# start of Data provided

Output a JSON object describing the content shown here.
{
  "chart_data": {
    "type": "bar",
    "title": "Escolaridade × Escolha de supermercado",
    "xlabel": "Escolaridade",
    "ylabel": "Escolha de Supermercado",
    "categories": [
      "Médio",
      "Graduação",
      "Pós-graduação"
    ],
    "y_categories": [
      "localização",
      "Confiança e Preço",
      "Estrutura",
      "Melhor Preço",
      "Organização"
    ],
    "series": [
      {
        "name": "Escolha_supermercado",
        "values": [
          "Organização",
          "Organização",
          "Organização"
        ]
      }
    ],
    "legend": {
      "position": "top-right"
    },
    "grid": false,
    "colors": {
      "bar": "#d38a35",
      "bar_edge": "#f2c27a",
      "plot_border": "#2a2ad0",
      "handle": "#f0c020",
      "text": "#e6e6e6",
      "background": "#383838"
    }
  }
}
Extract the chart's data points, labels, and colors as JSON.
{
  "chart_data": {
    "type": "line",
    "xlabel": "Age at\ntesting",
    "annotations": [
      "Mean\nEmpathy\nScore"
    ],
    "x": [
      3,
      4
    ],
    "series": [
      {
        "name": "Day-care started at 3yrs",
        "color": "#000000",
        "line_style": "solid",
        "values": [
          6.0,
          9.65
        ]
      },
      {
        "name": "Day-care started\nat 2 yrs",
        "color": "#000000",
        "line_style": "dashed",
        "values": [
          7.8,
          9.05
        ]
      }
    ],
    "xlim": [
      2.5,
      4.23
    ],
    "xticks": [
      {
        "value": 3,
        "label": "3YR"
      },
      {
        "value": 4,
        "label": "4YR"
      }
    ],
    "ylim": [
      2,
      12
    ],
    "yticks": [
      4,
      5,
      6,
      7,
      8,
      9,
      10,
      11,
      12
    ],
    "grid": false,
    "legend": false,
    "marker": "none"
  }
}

# end of Data provided

## What you will do
Restate every entry word for word.

## Solved exercise
Output a JSON object describing the content shown here.
{
  "chart_data": {
    "type": "bar",
    "title": "Escolaridade × Escolha de supermercado",
    "xlabel": "Escolaridade",
    "ylabel": "Escolha de Supermercado",
    "categories": [
      "Médio",
      "Graduação",
      "Pós-graduação"
    ],
    "y_categories": [
      "localização",
      "Confiança e Preço",
      "Estrutura",
      "Melhor Preço",
      "Organização"
    ],
    "series": [
      {
        "name": "Escolha_supermercado",
        "values": [
          "Organização",
          "Organização",
          "Organização"
        ]
      }
    ],
    "legend": {
      "position": "top-right"
    },
    "grid": false,
    "colors": {
      "bar": "#d38a35",
      "bar_edge": "#f2c27a",
      "plot_border": "#2a2ad0",
      "handle": "#f0c020",
      "text": "#e6e6e6",
      "background": "#383838"
    }
  }
}
Extract the chart's data points, labels, and colors as JSON.
{
  "chart_data": {
    "type": "line",
    "xlabel": "Age at\ntesting",
    "annotations": [
      "Mean\nEmpathy\nScore"
    ],
    "x": [
      3,
      4
    ],
    "series": [
      {
        "name": "Day-care started at 3yrs",
        "color": "#000000",
        "line_style": "solid",
        "values": [
          6.0,
          9.65
        ]
      },
      {
        "name": "Day-care started\nat 2 yrs",
        "color": "#000000",
        "line_style": "dashed",
        "values": [
          7.8,
          9.05
        ]
      }
    ],
    "xlim": [
      2.5,
      4.23
    ],
    "xticks": [
      {
        "value": 3,
        "label": "3YR"
      },
      {
        "value": 4,
        "label": "4YR"
      }
    ],
    "ylim": [
      2,
      12
    ],
    "yticks": [
      4,
      5,
      6,
      7,
      8,
      9,
      10,
      11,
      12
    ],
    "grid": false,
    "legend": false,
    "marker": "none"
  }
}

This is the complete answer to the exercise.